> [DESCRIPTION OF THE TASK] Set the following entries down again exactly, line by line.

▬▬▬▬▬▬

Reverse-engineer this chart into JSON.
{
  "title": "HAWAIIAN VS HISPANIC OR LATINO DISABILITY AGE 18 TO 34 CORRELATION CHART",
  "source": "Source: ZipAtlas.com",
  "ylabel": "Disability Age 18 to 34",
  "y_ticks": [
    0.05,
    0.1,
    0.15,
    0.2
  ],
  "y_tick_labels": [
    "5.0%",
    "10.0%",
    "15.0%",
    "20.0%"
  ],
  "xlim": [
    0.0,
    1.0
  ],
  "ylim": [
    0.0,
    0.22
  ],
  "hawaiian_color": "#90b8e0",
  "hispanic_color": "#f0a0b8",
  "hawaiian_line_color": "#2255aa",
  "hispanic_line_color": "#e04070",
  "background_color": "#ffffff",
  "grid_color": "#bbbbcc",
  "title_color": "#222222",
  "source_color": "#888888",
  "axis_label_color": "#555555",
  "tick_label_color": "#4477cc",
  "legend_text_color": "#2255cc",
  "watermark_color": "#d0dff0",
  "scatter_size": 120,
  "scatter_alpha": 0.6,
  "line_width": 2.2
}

▬▬▬▬▬▬

> [FULL ANSWER]
Reverse-engineer this chart into JSON.
{
  "title": "HAWAIIAN VS HISPANIC OR LATINO DISABILITY AGE 18 TO 34 CORRELATION CHART",
  "source": "Source: ZipAtlas.com",
  "ylabel": "Disability Age 18 to 34",
  "y_ticks": [
    0.05,
    0.1,
    0.15,
    0.2
  ],
  "y_tick_labels": [
    "5.0%",
    "10.0%",
    "15.0%",
    "20.0%"
  ],
  "xlim": [
    0.0,
    1.0
  ],
  "ylim": [
    0.0,
    0.22
  ],
  "hawaiian_color": "#90b8e0",
  "hispanic_color": "#f0a0b8",
  "hawaiian_line_color": "#2255aa",
  "hispanic_line_color": "#e04070",
  "background_color": "#ffffff",
  "grid_color": "#bbbbcc",
  "title_color": "#222222",
  "source_color": "#888888",
  "axis_label_color": "#555555",
  "tick_label_color": "#4477cc",
  "legend_text_color": "#2255cc",
  "watermark_color": "#d0dff0",
  "scatter_size": 120,
  "scatter_alpha": 0.6,
  "line_width": 2.2
}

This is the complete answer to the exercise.